◆ Job
Pick out every line in the data below that holds "Índice".
━━━ Material ━━━
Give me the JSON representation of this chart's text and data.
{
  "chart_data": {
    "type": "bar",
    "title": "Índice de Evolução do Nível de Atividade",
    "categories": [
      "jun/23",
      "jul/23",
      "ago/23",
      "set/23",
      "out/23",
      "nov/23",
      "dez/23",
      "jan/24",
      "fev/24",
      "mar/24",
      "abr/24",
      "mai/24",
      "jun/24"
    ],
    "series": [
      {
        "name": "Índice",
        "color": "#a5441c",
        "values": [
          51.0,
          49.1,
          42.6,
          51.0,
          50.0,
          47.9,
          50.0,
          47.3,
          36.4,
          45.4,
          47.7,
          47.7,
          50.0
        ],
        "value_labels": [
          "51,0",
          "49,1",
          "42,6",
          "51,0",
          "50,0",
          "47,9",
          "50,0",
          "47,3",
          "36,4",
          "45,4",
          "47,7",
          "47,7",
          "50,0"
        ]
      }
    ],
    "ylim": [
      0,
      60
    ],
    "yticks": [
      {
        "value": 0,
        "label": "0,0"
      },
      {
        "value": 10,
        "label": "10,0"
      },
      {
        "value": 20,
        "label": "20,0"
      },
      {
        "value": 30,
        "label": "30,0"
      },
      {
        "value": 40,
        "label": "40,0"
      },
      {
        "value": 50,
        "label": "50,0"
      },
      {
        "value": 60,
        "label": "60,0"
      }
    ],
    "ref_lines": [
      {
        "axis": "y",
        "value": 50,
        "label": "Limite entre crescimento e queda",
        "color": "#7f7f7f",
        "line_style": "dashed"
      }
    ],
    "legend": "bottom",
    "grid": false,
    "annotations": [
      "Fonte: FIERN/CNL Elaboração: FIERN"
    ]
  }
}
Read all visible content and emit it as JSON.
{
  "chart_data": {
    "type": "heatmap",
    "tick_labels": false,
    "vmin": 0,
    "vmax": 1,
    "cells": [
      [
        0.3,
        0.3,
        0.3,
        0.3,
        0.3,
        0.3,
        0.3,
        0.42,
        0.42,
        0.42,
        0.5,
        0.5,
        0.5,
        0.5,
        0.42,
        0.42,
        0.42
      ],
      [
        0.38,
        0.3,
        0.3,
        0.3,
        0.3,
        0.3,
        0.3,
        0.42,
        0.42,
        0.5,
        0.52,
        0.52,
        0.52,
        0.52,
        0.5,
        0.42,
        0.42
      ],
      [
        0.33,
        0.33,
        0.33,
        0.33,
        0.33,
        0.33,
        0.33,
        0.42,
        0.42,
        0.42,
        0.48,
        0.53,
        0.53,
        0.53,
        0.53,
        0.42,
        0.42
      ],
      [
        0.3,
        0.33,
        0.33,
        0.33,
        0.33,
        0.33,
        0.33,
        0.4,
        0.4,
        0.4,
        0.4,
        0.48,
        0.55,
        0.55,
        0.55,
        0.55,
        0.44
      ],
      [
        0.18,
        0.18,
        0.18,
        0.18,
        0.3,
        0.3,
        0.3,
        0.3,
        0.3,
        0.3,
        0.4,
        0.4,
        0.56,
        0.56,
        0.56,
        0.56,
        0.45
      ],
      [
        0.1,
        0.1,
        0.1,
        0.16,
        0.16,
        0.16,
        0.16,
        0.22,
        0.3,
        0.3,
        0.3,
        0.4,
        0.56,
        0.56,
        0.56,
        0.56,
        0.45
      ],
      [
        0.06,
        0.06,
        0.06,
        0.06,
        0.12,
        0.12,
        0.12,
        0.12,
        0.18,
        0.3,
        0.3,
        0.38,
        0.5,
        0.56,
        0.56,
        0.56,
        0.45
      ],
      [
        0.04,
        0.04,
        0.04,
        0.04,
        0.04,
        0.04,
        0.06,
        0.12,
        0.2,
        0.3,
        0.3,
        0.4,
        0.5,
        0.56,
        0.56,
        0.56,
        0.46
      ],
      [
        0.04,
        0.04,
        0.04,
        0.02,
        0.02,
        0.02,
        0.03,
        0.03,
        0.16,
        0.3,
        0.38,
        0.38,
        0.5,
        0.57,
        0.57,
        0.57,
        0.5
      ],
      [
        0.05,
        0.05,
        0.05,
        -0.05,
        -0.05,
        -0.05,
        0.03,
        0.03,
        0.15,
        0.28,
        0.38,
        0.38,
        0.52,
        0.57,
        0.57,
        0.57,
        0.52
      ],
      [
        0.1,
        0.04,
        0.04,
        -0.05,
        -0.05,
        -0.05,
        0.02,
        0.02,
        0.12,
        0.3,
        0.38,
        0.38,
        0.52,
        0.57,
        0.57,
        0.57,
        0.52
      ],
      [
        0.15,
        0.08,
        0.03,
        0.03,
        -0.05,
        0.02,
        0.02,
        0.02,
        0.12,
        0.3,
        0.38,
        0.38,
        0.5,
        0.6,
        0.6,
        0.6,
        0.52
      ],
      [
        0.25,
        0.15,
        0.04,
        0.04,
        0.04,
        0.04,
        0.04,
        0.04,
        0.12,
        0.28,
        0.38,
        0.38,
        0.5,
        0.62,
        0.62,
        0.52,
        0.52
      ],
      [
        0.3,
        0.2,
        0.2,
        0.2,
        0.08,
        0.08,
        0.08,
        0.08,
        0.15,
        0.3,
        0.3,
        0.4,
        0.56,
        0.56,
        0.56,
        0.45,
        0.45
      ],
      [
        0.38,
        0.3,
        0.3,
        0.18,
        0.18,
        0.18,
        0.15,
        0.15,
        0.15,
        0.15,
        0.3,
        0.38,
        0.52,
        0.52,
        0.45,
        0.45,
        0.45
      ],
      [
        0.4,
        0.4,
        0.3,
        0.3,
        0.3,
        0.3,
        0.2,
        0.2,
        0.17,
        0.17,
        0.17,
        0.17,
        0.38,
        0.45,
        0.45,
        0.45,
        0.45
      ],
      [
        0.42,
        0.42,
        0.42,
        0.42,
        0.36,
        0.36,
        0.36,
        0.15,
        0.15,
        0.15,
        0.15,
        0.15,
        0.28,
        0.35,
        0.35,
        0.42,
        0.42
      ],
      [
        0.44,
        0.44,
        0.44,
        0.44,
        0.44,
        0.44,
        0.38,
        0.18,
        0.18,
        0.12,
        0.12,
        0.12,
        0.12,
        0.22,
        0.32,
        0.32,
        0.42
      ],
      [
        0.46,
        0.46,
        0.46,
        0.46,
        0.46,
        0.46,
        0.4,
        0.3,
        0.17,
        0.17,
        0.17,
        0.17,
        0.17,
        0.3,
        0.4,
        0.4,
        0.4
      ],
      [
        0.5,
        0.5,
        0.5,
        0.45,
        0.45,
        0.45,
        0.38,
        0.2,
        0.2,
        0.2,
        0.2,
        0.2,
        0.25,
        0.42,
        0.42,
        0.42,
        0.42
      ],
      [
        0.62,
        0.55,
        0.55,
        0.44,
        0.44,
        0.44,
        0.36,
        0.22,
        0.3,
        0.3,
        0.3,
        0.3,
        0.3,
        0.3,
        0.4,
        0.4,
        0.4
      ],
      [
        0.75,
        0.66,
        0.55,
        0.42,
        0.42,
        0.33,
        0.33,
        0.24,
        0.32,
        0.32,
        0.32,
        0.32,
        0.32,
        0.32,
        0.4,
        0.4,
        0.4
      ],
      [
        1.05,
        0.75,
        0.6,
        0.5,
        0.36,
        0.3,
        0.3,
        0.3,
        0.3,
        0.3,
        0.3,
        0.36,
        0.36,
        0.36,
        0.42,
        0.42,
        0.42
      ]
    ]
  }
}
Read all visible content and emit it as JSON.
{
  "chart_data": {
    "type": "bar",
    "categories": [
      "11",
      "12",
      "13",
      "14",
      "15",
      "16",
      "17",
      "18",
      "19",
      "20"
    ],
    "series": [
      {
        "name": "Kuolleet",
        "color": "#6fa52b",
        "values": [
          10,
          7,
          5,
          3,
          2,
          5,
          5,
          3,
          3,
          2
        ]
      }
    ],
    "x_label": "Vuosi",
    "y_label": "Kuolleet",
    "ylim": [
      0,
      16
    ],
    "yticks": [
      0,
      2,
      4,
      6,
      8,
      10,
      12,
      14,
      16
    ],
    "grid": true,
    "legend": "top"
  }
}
━━━
◆ Worked solution
    "title": "Índice de Evolução do Nível de Atividade",
        "name": "Índice",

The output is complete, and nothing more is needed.